Records provided ->
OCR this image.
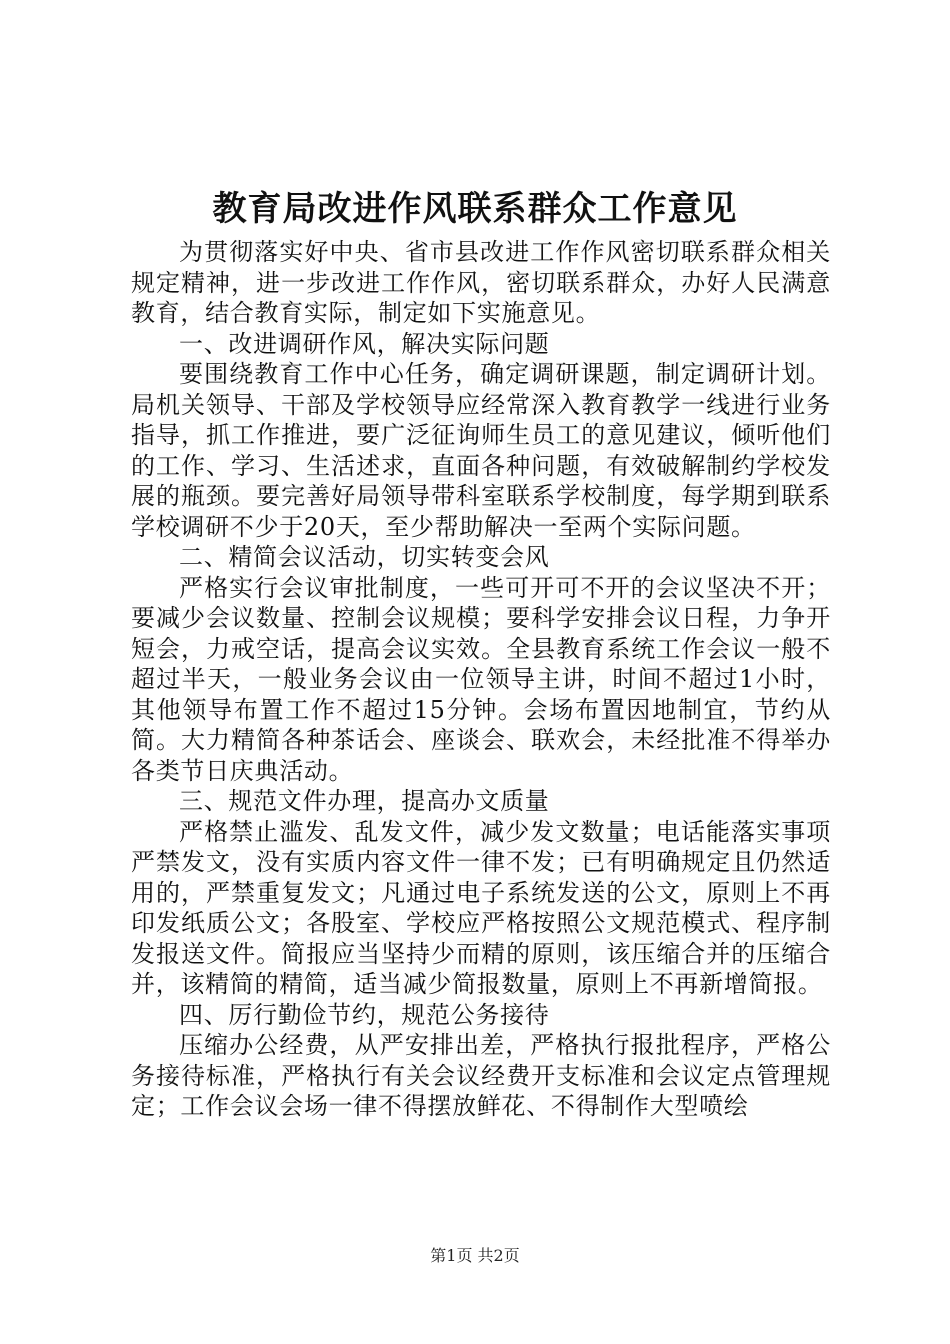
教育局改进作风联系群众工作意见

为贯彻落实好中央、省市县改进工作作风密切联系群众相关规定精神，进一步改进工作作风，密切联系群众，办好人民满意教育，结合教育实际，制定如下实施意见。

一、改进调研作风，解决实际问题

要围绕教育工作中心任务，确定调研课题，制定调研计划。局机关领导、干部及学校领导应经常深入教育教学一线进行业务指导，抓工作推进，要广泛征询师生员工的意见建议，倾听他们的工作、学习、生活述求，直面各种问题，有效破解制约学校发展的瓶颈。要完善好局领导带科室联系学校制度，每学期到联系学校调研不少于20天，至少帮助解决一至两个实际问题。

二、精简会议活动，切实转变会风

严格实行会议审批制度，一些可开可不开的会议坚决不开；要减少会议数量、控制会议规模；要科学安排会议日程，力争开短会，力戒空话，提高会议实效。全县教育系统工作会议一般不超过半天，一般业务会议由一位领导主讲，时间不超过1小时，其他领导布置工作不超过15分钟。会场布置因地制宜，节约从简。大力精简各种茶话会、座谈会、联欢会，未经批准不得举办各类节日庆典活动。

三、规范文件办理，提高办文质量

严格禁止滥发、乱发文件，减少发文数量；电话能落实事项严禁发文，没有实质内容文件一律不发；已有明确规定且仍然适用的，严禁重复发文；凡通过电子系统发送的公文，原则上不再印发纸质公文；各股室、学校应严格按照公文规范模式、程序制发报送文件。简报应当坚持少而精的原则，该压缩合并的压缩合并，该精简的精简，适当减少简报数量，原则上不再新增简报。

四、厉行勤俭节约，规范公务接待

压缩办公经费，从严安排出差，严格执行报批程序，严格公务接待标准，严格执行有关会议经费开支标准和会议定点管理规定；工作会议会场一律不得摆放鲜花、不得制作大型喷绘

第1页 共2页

Task objective -> Send back the data above word for word, with the pictures left out.

Problem solution ->
OCR this image.
教育局改进作风联系群众工作意见

为贯彻落实好中央、省市县改进工作作风密切联系群众相关规定精神，进一步改进工作作风，密切联系群众，办好人民满意教育，结合教育实际，制定如下实施意见。

一、改进调研作风，解决实际问题

要围绕教育工作中心任务，确定调研课题，制定调研计划。局机关领导、干部及学校领导应经常深入教育教学一线进行业务指导，抓工作推进，要广泛征询师生员工的意见建议，倾听他们的工作、学习、生活述求，直面各种问题，有效破解制约学校发展的瓶颈。要完善好局领导带科室联系学校制度，每学期到联系学校调研不少于20天，至少帮助解决一至两个实际问题。

二、精简会议活动，切实转变会风

严格实行会议审批制度，一些可开可不开的会议坚决不开；要减少会议数量、控制会议规模；要科学安排会议日程，力争开短会，力戒空话，提高会议实效。全县教育系统工作会议一般不超过半天，一般业务会议由一位领导主讲，时间不超过1小时，其他领导布置工作不超过15分钟。会场布置因地制宜，节约从简。大力精简各种茶话会、座谈会、联欢会，未经批准不得举办各类节日庆典活动。

三、规范文件办理，提高办文质量

严格禁止滥发、乱发文件，减少发文数量；电话能落实事项严禁发文，没有实质内容文件一律不发；已有明确规定且仍然适用的，严禁重复发文；凡通过电子系统发送的公文，原则上不再印发纸质公文；各股室、学校应严格按照公文规范模式、程序制发报送文件。简报应当坚持少而精的原则，该压缩合并的压缩合并，该精简的精简，适当减少简报数量，原则上不再新增简报。

四、厉行勤俭节约，规范公务接待

压缩办公经费，从严安排出差，严格执行报批程序，严格公务接待标准，严格执行有关会议经费开支标准和会议定点管理规定；工作会议会场一律不得摆放鲜花、不得制作大型喷绘

第1页 共2页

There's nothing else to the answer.